BEGIN Data to process

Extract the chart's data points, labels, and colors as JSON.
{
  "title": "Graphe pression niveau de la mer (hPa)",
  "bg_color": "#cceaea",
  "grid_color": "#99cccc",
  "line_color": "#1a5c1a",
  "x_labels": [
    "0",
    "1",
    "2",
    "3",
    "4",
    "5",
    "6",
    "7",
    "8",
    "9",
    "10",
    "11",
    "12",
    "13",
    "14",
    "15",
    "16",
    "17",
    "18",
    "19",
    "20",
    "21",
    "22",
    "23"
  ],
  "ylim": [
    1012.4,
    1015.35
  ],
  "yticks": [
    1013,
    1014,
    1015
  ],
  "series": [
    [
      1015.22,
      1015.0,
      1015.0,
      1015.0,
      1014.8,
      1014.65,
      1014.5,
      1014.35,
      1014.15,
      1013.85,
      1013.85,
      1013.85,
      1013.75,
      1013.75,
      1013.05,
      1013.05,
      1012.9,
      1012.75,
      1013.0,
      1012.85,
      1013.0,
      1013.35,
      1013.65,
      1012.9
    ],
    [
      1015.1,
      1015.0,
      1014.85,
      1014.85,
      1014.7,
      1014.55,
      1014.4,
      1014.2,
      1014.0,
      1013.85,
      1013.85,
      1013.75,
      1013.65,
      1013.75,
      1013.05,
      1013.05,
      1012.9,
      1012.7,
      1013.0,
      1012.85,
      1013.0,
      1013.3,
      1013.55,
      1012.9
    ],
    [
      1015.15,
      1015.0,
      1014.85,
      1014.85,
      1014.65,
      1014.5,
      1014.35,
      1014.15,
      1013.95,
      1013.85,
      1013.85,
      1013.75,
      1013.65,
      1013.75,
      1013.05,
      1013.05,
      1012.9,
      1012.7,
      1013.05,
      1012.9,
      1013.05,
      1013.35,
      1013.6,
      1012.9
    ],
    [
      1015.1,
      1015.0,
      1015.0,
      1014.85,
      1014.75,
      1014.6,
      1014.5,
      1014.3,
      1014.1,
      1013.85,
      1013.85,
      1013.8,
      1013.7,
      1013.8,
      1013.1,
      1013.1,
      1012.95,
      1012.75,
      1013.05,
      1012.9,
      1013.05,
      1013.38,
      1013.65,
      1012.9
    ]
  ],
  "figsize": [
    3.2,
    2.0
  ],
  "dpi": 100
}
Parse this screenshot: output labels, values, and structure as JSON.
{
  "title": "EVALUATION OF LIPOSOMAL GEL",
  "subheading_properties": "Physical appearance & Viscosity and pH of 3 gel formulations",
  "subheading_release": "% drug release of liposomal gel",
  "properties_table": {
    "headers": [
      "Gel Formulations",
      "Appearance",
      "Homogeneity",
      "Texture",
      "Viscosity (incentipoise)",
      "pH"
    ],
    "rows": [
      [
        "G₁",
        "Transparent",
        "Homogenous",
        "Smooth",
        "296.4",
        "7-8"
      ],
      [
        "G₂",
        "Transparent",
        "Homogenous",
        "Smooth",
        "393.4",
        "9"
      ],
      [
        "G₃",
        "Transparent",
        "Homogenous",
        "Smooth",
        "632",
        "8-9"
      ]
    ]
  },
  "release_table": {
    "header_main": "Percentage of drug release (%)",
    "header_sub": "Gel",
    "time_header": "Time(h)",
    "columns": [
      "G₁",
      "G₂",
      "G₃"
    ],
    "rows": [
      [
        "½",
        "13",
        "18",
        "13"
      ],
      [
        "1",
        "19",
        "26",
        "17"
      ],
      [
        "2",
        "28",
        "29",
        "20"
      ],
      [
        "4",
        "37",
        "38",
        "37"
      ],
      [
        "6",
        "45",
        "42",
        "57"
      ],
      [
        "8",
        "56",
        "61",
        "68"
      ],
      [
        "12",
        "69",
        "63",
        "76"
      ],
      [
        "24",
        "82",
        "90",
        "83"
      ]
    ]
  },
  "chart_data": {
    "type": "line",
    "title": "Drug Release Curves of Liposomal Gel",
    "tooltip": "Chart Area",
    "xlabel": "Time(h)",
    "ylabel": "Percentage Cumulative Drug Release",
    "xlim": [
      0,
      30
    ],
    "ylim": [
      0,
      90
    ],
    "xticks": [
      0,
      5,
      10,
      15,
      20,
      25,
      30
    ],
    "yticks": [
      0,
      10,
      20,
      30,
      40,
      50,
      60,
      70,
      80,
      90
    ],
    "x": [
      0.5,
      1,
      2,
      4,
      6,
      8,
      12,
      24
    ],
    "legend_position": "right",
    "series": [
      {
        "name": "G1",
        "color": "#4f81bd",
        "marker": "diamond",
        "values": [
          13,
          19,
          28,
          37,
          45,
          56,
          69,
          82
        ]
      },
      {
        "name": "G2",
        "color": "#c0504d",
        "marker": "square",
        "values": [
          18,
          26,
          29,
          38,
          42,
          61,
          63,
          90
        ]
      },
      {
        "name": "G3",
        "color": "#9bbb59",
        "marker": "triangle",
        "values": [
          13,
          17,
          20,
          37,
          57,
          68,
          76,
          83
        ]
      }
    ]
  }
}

END Data to process

Requirement: Filter the listing for the word "Viscosity" and copy every line that holds it.

Task output:
  "subheading_properties": "Physical appearance & Viscosity and pH of 3 gel formulations",
      "Viscosity (incentipoise)",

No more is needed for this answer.